**WHAT IS BEING ASKED:** Each line of the material must be returned exactly.

^^^^^^^^^^^^^^^^

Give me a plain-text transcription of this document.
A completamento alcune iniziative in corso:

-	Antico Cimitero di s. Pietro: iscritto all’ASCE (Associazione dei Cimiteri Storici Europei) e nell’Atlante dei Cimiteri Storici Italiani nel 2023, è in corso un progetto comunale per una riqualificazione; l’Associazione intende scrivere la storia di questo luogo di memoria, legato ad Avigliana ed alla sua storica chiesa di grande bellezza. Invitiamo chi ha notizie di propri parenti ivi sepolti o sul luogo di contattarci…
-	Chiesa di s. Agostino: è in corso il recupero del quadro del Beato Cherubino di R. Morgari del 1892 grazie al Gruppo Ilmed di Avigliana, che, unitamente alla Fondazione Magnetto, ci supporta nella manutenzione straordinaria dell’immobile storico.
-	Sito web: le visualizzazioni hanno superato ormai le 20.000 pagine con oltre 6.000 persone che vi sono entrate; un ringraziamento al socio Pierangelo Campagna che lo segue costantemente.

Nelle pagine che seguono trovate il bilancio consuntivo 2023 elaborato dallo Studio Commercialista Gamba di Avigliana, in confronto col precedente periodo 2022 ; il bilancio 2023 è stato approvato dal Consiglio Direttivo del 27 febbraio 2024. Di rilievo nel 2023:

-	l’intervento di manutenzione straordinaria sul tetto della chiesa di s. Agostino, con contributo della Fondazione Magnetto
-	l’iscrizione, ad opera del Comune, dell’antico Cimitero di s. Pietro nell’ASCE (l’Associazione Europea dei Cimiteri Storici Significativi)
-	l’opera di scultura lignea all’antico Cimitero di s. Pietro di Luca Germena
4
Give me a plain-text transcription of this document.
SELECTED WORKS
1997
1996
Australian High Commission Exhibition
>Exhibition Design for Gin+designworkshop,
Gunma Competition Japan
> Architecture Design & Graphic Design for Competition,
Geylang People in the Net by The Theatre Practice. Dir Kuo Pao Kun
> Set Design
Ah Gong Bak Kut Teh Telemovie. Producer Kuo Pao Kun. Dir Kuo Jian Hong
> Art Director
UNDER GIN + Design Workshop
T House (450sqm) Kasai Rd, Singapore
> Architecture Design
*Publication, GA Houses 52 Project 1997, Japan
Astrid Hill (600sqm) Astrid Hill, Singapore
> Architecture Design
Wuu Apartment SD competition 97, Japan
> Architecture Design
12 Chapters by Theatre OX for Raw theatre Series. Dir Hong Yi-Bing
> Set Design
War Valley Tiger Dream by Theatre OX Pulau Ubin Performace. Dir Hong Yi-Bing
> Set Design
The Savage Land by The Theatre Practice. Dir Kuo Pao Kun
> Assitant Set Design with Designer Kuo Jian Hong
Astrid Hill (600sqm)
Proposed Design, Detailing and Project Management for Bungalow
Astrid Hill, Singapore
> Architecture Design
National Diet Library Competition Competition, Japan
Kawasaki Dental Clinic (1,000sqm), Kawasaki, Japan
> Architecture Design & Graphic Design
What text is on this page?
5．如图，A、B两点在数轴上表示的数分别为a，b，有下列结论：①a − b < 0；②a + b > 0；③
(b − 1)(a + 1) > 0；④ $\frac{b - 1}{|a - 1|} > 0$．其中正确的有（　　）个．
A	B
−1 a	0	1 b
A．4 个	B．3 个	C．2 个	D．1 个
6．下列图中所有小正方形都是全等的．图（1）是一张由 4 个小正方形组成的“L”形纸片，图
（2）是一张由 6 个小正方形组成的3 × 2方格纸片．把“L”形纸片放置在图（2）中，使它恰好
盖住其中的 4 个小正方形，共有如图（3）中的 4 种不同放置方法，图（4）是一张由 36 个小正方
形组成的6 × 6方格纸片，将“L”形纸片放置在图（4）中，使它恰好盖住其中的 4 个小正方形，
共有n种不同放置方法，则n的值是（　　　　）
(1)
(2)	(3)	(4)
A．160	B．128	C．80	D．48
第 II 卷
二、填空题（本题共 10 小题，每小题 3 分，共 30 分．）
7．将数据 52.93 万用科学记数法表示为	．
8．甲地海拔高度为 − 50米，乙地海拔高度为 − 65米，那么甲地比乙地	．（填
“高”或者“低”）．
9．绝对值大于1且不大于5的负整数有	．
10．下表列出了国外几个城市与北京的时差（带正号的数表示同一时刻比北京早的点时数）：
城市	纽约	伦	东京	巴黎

^^^^^^^^^^^^^^^^

**THE RESULT:**
Give me a plain-text transcription of this document.
A completamento alcune iniziative in corso:

-	Antico Cimitero di s. Pietro: iscritto all’ASCE (Associazione dei Cimiteri Storici Europei) e nell’Atlante dei Cimiteri Storici Italiani nel 2023, è in corso un progetto comunale per una riqualificazione; l’Associazione intende scrivere la storia di questo luogo di memoria, legato ad Avigliana ed alla sua storica chiesa di grande bellezza. Invitiamo chi ha notizie di propri parenti ivi sepolti o sul luogo di contattarci…
-	Chiesa di s. Agostino: è in corso il recupero del quadro del Beato Cherubino di R. Morgari del 1892 grazie al Gruppo Ilmed di Avigliana, che, unitamente alla Fondazione Magnetto, ci supporta nella manutenzione straordinaria dell’immobile storico.
-	Sito web: le visualizzazioni hanno superato ormai le 20.000 pagine con oltre 6.000 persone che vi sono entrate; un ringraziamento al socio Pierangelo Campagna che lo segue costantemente.

Nelle pagine che seguono trovate il bilancio consuntivo 2023 elaborato dallo Studio Commercialista Gamba di Avigliana, in confronto col precedente periodo 2022 ; il bilancio 2023 è stato approvato dal Consiglio Direttivo del 27 febbraio 2024. Di rilievo nel 2023:

-	l’intervento di manutenzione straordinaria sul tetto della chiesa di s. Agostino, con contributo della Fondazione Magnetto
-	l’iscrizione, ad opera del Comune, dell’antico Cimitero di s. Pietro nell’ASCE (l’Associazione Europea dei Cimiteri Storici Significativi)
-	l’opera di scultura lignea all’antico Cimitero di s. Pietro di Luca Germena
4
Give me a plain-text transcription of this document.
SELECTED WORKS
1997
1996
Australian High Commission Exhibition
>Exhibition Design for Gin+designworkshop,
Gunma Competition Japan
> Architecture Design & Graphic Design for Competition,
Geylang People in the Net by The Theatre Practice. Dir Kuo Pao Kun
> Set Design
Ah Gong Bak Kut Teh Telemovie. Producer Kuo Pao Kun. Dir Kuo Jian Hong
> Art Director
UNDER GIN + Design Workshop
T House (450sqm) Kasai Rd, Singapore
> Architecture Design
*Publication, GA Houses 52 Project 1997, Japan
Astrid Hill (600sqm) Astrid Hill, Singapore
> Architecture Design
Wuu Apartment SD competition 97, Japan
> Architecture Design
12 Chapters by Theatre OX for Raw theatre Series. Dir Hong Yi-Bing
> Set Design
War Valley Tiger Dream by Theatre OX Pulau Ubin Performace. Dir Hong Yi-Bing
> Set Design
The Savage Land by The Theatre Practice. Dir Kuo Pao Kun
> Assitant Set Design with Designer Kuo Jian Hong
Astrid Hill (600sqm)
Proposed Design, Detailing and Project Management for Bungalow
Astrid Hill, Singapore
> Architecture Design
National Diet Library Competition Competition, Japan
Kawasaki Dental Clinic (1,000sqm), Kawasaki, Japan
> Architecture Design & Graphic Design
What text is on this page?
5．如图，A、B两点在数轴上表示的数分别为a，b，有下列结论：①a − b < 0；②a + b > 0；③
(b − 1)(a + 1) > 0；④ $\frac{b - 1}{|a - 1|} > 0$．其中正确的有（　　）个．
A	B
−1 a	0	1 b
A．4 个	B．3 个	C．2 个	D．1 个
6．下列图中所有小正方形都是全等的．图（1）是一张由 4 个小正方形组成的“L”形纸片，图
（2）是一张由 6 个小正方形组成的3 × 2方格纸片．把“L”形纸片放置在图（2）中，使它恰好
盖住其中的 4 个小正方形，共有如图（3）中的 4 种不同放置方法，图（4）是一张由 36 个小正方
形组成的6 × 6方格纸片，将“L”形纸片放置在图（4）中，使它恰好盖住其中的 4 个小正方形，
共有n种不同放置方法，则n的值是（　　　　）
(1)
(2)	(3)	(4)
A．160	B．128	C．80	D．48
第 II 卷
二、填空题（本题共 10 小题，每小题 3 分，共 30 分．）
7．将数据 52.93 万用科学记数法表示为	．
8．甲地海拔高度为 − 50米，乙地海拔高度为 − 65米，那么甲地比乙地	．（填
“高”或者“低”）．
9．绝对值大于1且不大于5的负整数有	．
10．下表列出了国外几个城市与北京的时差（带正号的数表示同一时刻比北京早的点时数）：
城市	纽约	伦	东京	巴黎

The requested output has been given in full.